Records:
++++

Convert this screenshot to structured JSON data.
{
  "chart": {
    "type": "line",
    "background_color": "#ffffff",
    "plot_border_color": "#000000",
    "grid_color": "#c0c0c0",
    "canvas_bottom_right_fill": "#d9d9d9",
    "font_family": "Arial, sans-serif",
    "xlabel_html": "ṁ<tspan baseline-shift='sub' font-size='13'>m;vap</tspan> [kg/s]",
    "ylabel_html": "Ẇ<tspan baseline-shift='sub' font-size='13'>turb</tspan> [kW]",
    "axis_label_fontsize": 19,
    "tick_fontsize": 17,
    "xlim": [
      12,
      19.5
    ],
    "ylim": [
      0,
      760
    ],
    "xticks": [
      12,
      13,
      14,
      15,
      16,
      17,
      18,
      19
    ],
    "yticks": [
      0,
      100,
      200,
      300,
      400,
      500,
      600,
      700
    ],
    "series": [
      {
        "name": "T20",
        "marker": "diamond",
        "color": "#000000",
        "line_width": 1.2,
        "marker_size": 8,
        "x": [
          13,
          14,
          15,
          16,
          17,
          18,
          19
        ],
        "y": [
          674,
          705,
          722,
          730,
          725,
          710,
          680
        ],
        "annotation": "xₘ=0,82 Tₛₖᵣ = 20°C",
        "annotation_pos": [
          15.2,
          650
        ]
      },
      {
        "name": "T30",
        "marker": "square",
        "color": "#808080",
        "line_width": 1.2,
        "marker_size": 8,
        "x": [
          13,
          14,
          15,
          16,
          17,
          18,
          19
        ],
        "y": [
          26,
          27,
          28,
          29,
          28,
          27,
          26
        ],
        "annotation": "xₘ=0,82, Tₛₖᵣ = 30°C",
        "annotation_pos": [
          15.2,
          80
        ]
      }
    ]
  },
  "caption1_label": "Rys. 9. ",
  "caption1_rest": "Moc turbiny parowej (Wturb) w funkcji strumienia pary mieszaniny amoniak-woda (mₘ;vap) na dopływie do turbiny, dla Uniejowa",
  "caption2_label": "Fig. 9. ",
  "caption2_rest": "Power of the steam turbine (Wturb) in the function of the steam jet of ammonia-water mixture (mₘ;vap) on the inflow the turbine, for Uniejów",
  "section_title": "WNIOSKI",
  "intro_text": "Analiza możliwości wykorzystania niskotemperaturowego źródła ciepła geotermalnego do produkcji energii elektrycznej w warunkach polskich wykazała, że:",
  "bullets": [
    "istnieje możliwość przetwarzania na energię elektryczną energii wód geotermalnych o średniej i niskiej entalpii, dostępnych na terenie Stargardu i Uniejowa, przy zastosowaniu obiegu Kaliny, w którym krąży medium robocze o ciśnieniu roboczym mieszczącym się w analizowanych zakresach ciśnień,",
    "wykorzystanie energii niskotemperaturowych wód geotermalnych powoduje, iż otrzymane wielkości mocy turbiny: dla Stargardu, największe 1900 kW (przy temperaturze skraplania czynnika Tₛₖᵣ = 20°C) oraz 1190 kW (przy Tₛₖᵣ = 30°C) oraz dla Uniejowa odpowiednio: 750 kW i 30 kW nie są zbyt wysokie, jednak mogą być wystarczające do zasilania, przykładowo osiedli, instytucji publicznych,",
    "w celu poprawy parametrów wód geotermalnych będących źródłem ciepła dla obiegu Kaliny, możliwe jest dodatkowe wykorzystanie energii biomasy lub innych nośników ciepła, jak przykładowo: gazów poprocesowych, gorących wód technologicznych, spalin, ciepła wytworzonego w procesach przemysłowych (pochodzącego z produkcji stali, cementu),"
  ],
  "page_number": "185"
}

++++

■ TASK TO COMPLETE
Take the listing above and write it out again exactly.

■ RESPONSE TO THE EXERCISE
Convert this screenshot to structured JSON data.
{
  "chart": {
    "type": "line",
    "background_color": "#ffffff",
    "plot_border_color": "#000000",
    "grid_color": "#c0c0c0",
    "canvas_bottom_right_fill": "#d9d9d9",
    "font_family": "Arial, sans-serif",
    "xlabel_html": "ṁ<tspan baseline-shift='sub' font-size='13'>m;vap</tspan> [kg/s]",
    "ylabel_html": "Ẇ<tspan baseline-shift='sub' font-size='13'>turb</tspan> [kW]",
    "axis_label_fontsize": 19,
    "tick_fontsize": 17,
    "xlim": [
      12,
      19.5
    ],
    "ylim": [
      0,
      760
    ],
    "xticks": [
      12,
      13,
      14,
      15,
      16,
      17,
      18,
      19
    ],
    "yticks": [
      0,
      100,
      200,
      300,
      400,
      500,
      600,
      700
    ],
    "series": [
      {
        "name": "T20",
        "marker": "diamond",
        "color": "#000000",
        "line_width": 1.2,
        "marker_size": 8,
        "x": [
          13,
          14,
          15,
          16,
          17,
          18,
          19
        ],
        "y": [
          674,
          705,
          722,
          730,
          725,
          710,
          680
        ],
        "annotation": "xₘ=0,82 Tₛₖᵣ = 20°C",
        "annotation_pos": [
          15.2,
          650
        ]
      },
      {
        "name": "T30",
        "marker": "square",
        "color": "#808080",
        "line_width": 1.2,
        "marker_size": 8,
        "x": [
          13,
          14,
          15,
          16,
          17,
          18,
          19
        ],
        "y": [
          26,
          27,
          28,
          29,
          28,
          27,
          26
        ],
        "annotation": "xₘ=0,82, Tₛₖᵣ = 30°C",
        "annotation_pos": [
          15.2,
          80
        ]
      }
    ]
  },
  "caption1_label": "Rys. 9. ",
  "caption1_rest": "Moc turbiny parowej (Wturb) w funkcji strumienia pary mieszaniny amoniak-woda (mₘ;vap) na dopływie do turbiny, dla Uniejowa",
  "caption2_label": "Fig. 9. ",
  "caption2_rest": "Power of the steam turbine (Wturb) in the function of the steam jet of ammonia-water mixture (mₘ;vap) on the inflow the turbine, for Uniejów",
  "section_title": "WNIOSKI",
  "intro_text": "Analiza możliwości wykorzystania niskotemperaturowego źródła ciepła geotermalnego do produkcji energii elektrycznej w warunkach polskich wykazała, że:",
  "bullets": [
    "istnieje możliwość przetwarzania na energię elektryczną energii wód geotermalnych o średniej i niskiej entalpii, dostępnych na terenie Stargardu i Uniejowa, przy zastosowaniu obiegu Kaliny, w którym krąży medium robocze o ciśnieniu roboczym mieszczącym się w analizowanych zakresach ciśnień,",
    "wykorzystanie energii niskotemperaturowych wód geotermalnych powoduje, iż otrzymane wielkości mocy turbiny: dla Stargardu, największe 1900 kW (przy temperaturze skraplania czynnika Tₛₖᵣ = 20°C) oraz 1190 kW (przy Tₛₖᵣ = 30°C) oraz dla Uniejowa odpowiednio: 750 kW i 30 kW nie są zbyt wysokie, jednak mogą być wystarczające do zasilania, przykładowo osiedli, instytucji publicznych,",
    "w celu poprawy parametrów wód geotermalnych będących źródłem ciepła dla obiegu Kaliny, możliwe jest dodatkowe wykorzystanie energii biomasy lub innych nośników ciepła, jak przykładowo: gazów poprocesowych, gorących wód technologicznych, spalin, ciepła wytworzonego w procesach przemysłowych (pochodzącego z produkcji stali, cementu),"
  ],
  "page_number": "185"
}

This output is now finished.